_Problems to work on:_
A - Rewrite the article on the Maine vaccine mandate case from "The U.S. Supreme Court turned" to "the U.S. Constitution.", replacing "healthcare workers" with "medical staff".
B - Extend the article on the Supreme Court's refusal to hear the Maine vaccine mandate case, picking up after its final sentence.

_Extract provided:_
──────────

WASHINGTON (LifeSiteNews) — The U.S. Supreme Court on Tuesday refused to consider a case put forward by healthcare professionals in Maine who argue their state’s COVID jab mandate “explicitly discriminates against religious exemptions,” signaling a willingness by the Court to uphold coercive jab requirements in spite of religious objections.
The Supreme Court’s decision comes after it had previously rejected an emergency request to block the mandate last year, and leaves in place an appeals court ruling upholding the sweeping mandate.
The U.S. Supreme Court turned away a challenge to Maine’s COVID-19 vaccine mandate for healthcare workers, rebuffing for the second time a group of plaintiffs who sought a religious exemptionhttps://t.co/eTIt1tKBZH pic.twitter.com/kXbL66sHOr
— Reuters Legal (@ReutersLegal) February 22, 2022
Maine’s COVID jab mandate, announced by Democrat Gov. Janet Mills in August 2021, requires all healthcare workers in the New England State to take the experimental, abortion-tainted shots with no option for a religious exemption.
The Epoch Times reported that the group of healthcare workers challenging the mandate argued that requiring the jabs without offering a religious exemption violates federal law and the U.S. Constitution.
Many Americans harbor religious and ethical reservations about the use of cells from aborted babies in the development of the COVID-19 jabs currently on the market.
Represented by Liberty Counsel, a conservative legal group, the healthcare workers filed a lawsuit seeking to block the jab mandate last year.
However, their request for a preliminary injunction was denied by an Obama-appointed judge, and an appeals court upheld the ruling.
Petitioners then requested “emergency relief” from the U.S. Supreme Court in October 2021, and after their petition was turned down, “filed a writ of certiorari, asking justices to take time to review the lower court decisions.”
The Epoch Times reported that the petitioners “asserted the appeals court erred in its ruling, including when it found that the availability of medical exemptions without any consideration of religious exemption requests does not violate the First Amendment.”

──────────

_Excerpted records:_

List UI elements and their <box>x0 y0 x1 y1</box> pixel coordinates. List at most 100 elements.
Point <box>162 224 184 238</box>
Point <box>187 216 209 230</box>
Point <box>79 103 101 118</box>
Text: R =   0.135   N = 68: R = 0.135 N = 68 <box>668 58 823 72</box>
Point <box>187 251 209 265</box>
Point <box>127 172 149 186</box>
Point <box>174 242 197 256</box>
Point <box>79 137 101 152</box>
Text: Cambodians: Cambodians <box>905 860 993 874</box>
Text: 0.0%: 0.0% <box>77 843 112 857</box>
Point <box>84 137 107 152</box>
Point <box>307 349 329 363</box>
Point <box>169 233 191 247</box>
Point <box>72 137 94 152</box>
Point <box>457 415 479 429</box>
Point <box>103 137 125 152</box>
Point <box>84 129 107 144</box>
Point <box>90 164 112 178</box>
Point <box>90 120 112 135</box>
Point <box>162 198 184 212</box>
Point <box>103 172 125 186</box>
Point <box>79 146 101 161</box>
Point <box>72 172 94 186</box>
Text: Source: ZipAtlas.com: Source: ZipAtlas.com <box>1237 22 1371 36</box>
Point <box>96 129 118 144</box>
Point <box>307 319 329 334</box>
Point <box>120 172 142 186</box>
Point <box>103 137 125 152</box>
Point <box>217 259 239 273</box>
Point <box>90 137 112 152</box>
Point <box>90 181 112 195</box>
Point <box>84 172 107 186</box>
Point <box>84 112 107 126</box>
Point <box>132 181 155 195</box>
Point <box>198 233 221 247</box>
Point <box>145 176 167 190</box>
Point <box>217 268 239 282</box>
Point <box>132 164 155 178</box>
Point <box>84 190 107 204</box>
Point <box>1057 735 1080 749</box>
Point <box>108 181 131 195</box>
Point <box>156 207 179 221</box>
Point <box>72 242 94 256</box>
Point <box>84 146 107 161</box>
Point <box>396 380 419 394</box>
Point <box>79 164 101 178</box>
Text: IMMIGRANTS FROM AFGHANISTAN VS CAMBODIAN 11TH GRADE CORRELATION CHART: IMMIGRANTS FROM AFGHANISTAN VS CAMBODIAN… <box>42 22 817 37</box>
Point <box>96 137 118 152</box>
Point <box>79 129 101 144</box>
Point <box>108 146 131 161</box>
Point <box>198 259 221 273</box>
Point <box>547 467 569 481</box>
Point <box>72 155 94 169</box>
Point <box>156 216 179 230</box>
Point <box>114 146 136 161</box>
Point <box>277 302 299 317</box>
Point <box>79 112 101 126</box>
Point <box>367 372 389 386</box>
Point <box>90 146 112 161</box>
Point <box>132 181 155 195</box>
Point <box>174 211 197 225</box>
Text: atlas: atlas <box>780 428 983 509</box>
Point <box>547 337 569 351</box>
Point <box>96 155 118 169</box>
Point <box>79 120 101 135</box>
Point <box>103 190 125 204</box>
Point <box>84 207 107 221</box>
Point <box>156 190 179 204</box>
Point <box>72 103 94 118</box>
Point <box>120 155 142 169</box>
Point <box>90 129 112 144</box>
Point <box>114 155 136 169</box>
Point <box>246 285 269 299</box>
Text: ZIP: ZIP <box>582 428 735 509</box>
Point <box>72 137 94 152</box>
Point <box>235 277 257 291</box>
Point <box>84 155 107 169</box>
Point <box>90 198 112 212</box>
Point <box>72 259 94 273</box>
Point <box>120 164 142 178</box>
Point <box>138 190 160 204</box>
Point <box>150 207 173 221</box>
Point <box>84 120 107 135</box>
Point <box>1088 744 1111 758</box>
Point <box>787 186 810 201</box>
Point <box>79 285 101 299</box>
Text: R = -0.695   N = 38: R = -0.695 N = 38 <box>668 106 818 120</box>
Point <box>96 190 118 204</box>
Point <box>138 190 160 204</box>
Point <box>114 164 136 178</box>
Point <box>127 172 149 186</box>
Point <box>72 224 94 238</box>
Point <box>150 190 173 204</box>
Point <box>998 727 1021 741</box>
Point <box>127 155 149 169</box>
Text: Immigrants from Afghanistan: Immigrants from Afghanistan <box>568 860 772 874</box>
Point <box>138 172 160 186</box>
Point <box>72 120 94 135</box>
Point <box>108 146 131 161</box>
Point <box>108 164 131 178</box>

──────────

_Answers by task:_
A -
The U.S. Supreme Court turned away a challenge to Maine’s COVID-19 vaccine mandate for medical staff, rebuffing for the second time a group of plaintiffs who sought a religious exemptionhttps://t.co/eTIt1tKBZH pic.twitter.com/kXbL66sHOr
— Reuters Legal (@ReutersLegal) February 22, 2022
Maine’s COVID jab mandate, announced by Democrat Gov. Janet Mills in August 2021, requires all medical staff in the New England State to take the experimental, abortion-tainted shots with no option for a religious exemption.
The Epoch Times reported that the group of medical staff challenging the mandate argued that requiring the jabs without offering a religious exemption violates federal law and the U.S. Constitution.

B -
The second request to the Supreme Court was again knocked down, with at least six of the nine Supreme Court justices on Tuesday opting to reject the petition.
Reuters noted, “The justices were divided, with three conservative members saying they would have granted the request.”
While the way each justice voted has not been publicized, when the Supreme Court rejected the group’s emergency request in October Justices Gorsuch, Thomas, and Alito dissented. Trump appointees Barrett and Kavanaugh used “discretionary consideration” to block the request.
Mathew Staver, chairman for Liberty Counsel, told the Epoch Times it was “disappointing to see the court ignoring this clear injustice.”
“We thought it was a great case for the court to take,” Staver continued, contending that Maine’s COVID jab mandate presents “a clear conflict and a clear violation of federal law.”
This isn’t the first time the Supreme Court has upheld jab mandates for healthcare employees.
In January, despite knocking down the Biden administration’s sprawling COVID jab mandate for large businesses, the Supreme Court upheld the federal healthcare worker mandate in a 6-3 ruling.
At least 10 Republican-led states have subsequently filed lawsuits against the Biden administration for its federal healthcare worker jab mandate.